> Aim
Select and reproduce each line of the listing below that bears the string "Sample".

> Data excerpts
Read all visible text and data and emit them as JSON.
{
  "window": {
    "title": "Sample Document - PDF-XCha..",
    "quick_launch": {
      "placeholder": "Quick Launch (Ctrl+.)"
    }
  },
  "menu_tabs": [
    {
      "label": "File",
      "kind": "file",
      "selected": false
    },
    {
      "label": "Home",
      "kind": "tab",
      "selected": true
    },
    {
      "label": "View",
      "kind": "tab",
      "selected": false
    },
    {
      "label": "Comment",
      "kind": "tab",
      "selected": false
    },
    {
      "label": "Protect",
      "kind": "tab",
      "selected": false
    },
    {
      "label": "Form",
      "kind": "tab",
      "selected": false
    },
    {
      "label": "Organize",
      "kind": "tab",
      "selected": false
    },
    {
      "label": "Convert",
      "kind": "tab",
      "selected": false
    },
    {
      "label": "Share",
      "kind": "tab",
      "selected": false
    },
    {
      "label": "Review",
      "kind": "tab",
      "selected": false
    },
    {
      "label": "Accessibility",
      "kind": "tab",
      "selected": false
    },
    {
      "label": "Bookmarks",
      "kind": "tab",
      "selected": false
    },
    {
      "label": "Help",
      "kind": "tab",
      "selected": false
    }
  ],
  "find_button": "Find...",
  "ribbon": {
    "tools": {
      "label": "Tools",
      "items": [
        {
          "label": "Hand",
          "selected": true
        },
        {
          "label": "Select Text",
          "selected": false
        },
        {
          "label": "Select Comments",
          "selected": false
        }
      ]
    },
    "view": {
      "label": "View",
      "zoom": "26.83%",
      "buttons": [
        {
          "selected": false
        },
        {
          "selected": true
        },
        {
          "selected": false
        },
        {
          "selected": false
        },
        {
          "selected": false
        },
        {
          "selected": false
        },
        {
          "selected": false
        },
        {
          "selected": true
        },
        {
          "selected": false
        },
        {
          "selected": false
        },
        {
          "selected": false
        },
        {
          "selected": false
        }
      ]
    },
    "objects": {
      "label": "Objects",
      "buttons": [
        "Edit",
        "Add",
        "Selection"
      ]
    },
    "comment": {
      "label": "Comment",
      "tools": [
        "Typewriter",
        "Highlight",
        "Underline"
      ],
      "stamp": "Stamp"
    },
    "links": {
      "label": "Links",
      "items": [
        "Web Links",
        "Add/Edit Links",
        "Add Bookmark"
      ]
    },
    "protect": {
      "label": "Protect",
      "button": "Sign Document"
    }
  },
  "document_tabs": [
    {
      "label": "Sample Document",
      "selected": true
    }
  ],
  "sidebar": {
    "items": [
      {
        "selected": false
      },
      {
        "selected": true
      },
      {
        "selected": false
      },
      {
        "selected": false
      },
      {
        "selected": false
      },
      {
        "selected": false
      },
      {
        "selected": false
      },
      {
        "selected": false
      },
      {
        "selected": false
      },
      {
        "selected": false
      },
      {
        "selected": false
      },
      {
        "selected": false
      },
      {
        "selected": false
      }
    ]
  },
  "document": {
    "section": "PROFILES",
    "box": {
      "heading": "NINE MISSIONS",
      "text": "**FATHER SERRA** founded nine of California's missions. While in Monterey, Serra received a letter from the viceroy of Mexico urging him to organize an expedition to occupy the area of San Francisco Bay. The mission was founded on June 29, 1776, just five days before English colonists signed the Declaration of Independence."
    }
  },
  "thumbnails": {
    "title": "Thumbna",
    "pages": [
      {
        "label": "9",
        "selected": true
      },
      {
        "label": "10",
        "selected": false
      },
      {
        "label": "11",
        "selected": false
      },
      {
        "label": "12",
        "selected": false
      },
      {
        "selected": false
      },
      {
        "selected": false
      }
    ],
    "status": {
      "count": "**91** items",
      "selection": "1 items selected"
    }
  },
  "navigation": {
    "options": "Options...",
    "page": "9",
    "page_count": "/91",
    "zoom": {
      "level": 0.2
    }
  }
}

> Task answer
    "title": "Sample Document - PDF-XCha..",
      "label": "Sample Document",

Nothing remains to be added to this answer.